Soal 1
Dalam baris-baris data, tulis kembali bagian dari baris yang memuat "List all visible" sampai dengan baris yang memuat "- day-number-row: 12131415161718: [22, 292, 770, 311]", dengan "bboxes" diganti menjadi "bounding boxes". Bagian lain tetap tidak berubah.

Bagian Dokumen
------------------------------------------------

Monday, October 25, 2010

Ekonomi Kerakyatan Itu Sangat Simpel


WAWANCARA (4)

Ekonomi Kerakyatan Itu Sangat Simpel

Senin, 25 Oktober 2010 , 20:09:00 WIB

Laporan: A. Supardi Adiwidjaya


RMOL. Cornelis Lay, Gurubesar Universitas Gadjah Mada mengingatkan kita tentang bahaya neoliberalisme. Sebuah ideologi yang mengedepankan ekonomi pasar yang cenderung tidak berpihak pada rakyat.

Sebaliknya, ia berbicara tentang ekonomi kerakyatan sebagai solusi permasalahan bangsa.

Lalu bagaimana Cornelis Lay berbicara mengenai teori ini. Inilah petikan wawancara Rakyat Merdeka Online dengan Cornelis Lay di Leiden, Negeri Belanda.

Bisa anda ungkapkan tentang hakekat ekonomi kerakyatan?

Menurut saya, ekonomi kerakyatan itu sangat simpel, tidak terlalu rumit. Karena memang sudah dikonstruksikan di dalam Konstitusi (1945) yang lama. Pertama, seluruh kekayaan alam, bumi, dan semua yang terkandung di dalamnya itu harus berada di tangan negara. Dan semua itu harus digunakan untuk sebesar-besarnya kemakmuran rakyat. Manifestasinya itu di dalam bentuk hadirnya perusahaan-perusahaan publik, yang mengontrol sumberdaya-sumberdaya strategis.

Kita memang trauma dengan permasalahan korupsi di perusahaan-perusahaan negara (BUMN - Badan Usaha Milik Negara) itu. Namun, menurut saya, korupsi itu yang harus dihilangkan, bukan BUMN nya yang harus dihilangkan. Itu lah problema Indonesia. Karena efesiensi, efektivitas dan tidak korup itu sebenarnya soal manejemen, bukan soal kepemilikan.

------------------------------------------------

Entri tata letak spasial
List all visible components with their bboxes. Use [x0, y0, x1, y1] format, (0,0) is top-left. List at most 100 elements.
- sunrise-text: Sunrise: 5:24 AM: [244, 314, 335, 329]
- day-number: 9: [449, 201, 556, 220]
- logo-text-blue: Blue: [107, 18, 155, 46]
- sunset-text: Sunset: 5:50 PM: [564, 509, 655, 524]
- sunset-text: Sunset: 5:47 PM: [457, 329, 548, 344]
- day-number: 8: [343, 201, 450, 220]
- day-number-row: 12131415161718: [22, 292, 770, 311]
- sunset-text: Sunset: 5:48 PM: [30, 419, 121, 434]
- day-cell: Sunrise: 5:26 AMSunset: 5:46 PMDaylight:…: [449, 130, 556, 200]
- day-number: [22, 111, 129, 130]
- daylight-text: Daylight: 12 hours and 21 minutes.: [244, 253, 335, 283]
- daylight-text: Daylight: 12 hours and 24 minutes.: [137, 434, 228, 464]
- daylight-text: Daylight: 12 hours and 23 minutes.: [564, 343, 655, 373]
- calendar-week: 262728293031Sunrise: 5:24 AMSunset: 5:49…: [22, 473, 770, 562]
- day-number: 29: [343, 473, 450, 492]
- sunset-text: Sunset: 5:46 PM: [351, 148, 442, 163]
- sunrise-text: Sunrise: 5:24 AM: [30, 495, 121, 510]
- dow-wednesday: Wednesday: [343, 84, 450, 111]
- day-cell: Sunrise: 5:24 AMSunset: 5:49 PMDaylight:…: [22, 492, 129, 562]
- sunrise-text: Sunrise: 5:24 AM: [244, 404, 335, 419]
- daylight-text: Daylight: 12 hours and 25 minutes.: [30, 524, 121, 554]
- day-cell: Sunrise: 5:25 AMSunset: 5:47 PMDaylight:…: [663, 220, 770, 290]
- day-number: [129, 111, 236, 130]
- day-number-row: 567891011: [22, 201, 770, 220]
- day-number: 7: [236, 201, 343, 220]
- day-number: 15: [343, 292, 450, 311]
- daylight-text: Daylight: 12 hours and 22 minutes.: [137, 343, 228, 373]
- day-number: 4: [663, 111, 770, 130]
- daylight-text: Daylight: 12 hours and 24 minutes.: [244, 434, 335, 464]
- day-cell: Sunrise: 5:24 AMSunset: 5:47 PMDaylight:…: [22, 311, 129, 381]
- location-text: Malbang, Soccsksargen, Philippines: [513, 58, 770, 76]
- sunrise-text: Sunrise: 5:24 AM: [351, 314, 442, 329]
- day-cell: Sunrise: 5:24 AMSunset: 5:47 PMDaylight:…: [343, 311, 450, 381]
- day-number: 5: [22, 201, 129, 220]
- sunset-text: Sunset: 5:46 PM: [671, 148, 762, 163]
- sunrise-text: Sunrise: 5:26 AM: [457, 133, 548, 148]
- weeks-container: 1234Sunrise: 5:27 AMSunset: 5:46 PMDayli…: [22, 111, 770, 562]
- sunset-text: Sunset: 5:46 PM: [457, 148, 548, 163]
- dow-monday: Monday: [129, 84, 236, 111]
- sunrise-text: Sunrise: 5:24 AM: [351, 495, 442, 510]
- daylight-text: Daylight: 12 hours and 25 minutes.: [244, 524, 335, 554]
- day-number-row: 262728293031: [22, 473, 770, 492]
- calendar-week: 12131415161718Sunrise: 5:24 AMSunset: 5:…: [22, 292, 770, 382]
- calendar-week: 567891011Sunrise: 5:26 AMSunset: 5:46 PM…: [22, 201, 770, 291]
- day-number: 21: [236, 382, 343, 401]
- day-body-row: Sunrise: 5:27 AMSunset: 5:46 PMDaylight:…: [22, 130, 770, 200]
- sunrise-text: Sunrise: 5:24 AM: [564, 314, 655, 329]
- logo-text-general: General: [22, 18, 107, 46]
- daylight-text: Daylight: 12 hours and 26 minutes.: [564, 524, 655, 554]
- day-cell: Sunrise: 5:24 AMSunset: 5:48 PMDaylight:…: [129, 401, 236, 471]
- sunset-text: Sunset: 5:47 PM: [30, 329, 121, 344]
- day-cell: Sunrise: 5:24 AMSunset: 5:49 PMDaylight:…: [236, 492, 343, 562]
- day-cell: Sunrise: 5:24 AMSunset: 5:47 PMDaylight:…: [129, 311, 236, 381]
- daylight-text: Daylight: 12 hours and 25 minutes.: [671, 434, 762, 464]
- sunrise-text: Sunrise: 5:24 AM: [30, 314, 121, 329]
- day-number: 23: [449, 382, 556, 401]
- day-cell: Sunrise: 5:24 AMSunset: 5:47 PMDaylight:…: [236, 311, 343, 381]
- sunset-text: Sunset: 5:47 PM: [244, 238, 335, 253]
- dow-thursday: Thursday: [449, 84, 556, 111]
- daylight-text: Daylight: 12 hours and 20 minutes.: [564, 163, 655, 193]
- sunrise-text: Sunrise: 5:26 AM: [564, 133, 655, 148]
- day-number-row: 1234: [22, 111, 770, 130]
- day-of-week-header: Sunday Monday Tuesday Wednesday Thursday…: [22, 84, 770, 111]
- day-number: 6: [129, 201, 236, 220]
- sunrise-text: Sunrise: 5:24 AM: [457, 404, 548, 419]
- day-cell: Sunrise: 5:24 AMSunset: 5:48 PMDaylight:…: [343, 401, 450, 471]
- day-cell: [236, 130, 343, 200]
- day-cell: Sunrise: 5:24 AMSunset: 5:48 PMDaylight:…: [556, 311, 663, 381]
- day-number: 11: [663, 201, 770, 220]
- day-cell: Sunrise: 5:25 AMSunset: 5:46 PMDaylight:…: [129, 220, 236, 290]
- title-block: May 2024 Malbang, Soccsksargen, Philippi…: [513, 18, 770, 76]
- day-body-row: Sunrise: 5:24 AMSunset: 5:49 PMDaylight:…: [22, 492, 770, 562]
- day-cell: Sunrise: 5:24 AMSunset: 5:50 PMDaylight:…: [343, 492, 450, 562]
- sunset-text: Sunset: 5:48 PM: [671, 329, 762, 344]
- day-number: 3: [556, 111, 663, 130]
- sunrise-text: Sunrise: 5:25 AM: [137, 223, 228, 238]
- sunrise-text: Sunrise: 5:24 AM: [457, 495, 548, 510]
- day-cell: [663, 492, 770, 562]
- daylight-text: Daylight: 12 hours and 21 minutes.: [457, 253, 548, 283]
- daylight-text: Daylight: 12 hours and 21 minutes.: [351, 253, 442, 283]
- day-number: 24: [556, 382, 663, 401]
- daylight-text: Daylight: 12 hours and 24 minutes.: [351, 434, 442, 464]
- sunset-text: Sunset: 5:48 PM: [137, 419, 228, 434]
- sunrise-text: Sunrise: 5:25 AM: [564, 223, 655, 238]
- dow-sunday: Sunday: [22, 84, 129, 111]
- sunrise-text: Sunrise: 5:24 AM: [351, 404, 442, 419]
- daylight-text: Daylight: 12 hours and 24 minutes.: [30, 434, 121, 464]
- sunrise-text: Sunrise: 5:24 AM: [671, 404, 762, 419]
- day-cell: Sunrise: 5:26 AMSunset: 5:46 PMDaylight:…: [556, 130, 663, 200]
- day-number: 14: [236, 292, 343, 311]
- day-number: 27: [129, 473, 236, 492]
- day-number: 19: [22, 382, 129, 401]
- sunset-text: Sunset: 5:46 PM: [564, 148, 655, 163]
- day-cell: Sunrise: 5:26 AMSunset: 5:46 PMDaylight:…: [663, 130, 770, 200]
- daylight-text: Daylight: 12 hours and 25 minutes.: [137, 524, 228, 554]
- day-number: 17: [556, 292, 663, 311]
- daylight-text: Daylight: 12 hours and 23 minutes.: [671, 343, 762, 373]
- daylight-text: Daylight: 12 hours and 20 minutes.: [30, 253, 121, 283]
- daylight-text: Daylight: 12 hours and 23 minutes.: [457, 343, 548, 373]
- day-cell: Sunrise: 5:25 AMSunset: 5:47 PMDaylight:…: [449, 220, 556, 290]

------------------------------------------------

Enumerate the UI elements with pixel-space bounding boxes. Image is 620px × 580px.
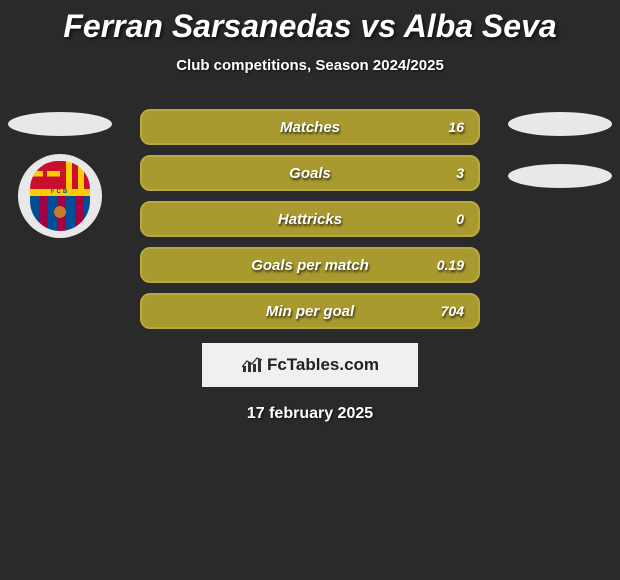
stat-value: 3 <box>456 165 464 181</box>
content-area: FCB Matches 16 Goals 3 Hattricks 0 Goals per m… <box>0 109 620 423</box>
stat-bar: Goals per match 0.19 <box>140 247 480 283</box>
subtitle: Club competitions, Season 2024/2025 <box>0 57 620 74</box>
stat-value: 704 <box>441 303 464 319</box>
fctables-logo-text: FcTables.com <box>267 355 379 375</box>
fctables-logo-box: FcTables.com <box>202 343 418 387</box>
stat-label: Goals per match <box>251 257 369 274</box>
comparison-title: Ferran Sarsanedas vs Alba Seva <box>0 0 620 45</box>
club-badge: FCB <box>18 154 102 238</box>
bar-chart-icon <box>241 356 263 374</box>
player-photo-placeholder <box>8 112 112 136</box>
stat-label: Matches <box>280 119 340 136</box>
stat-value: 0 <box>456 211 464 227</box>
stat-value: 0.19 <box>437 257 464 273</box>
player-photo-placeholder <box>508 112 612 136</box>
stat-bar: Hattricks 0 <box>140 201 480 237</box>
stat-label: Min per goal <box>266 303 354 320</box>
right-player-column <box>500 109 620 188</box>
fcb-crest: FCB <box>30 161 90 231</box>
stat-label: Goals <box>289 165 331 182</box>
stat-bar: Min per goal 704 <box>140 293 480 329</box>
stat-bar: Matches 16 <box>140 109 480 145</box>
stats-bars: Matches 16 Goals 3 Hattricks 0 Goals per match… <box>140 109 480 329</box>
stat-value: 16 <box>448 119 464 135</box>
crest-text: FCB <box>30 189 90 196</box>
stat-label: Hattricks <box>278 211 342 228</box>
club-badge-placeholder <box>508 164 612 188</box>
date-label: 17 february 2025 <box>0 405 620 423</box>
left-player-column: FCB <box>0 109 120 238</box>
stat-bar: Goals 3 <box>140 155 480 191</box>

------------------------------------------------

Soal 2
Jawab pertanyaan berikut berdasarkan wawancara tentang ekonomi kerakyatan.
(a) Di mana wawancara dengan Cornelis Lay dilakukan?
(b) Cornelis Lay adalah gurubesar di universitas mana?
(c) Menurut Cornelis Lay, efisiensi, efektivitas, dan tidak korup sebenarnya soal apa?

Jawaban Lengkap 1
List all visible components with their bounding boxes. Use [x0, y0, x1, y1] format, (0,0) is top-left. List at most 100 elements.
- sunrise-text: Sunrise: 5:24 AM: [244, 314, 335, 329]
- day-number: 9: [449, 201, 556, 220]
- logo-text-blue: Blue: [107, 18, 155, 46]
- sunset-text: Sunset: 5:50 PM: [564, 509, 655, 524]
- sunset-text: Sunset: 5:47 PM: [457, 329, 548, 344]
- day-number: 8: [343, 201, 450, 220]
- day-number-row: 12131415161718: [22, 292, 770, 311]

Jawaban Lengkap 2
(a) Di Leiden, Negeri Belanda.
(b) Universitas Gadjah Mada.
(c) Soal manajemen, bukan soal kepemilikan.